**Items listed in a dataset:**
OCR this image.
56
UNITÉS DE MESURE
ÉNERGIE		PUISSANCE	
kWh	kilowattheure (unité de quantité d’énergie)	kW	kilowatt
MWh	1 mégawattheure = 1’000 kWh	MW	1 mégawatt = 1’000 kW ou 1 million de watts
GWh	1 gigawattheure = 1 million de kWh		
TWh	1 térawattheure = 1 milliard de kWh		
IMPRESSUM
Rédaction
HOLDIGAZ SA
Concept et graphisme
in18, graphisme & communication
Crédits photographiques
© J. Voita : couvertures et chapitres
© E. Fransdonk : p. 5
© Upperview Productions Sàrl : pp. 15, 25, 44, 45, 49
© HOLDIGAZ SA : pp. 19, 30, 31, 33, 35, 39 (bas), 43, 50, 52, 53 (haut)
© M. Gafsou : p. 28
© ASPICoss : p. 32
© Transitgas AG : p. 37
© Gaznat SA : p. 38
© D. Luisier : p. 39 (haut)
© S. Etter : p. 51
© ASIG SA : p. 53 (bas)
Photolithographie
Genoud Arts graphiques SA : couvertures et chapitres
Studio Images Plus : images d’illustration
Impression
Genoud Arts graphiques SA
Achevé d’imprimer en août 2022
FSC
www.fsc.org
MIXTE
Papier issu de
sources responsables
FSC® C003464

**What you have to do:**
Identify the lines that contain the string "million", and copy every one of them.

**Result of this task:**
MWh	1 mégawattheure = 1’000 kWh	MW	1 mégawatt = 1’000 kW ou 1 million de watts
GWh	1 gigawattheure = 1 million de kWh		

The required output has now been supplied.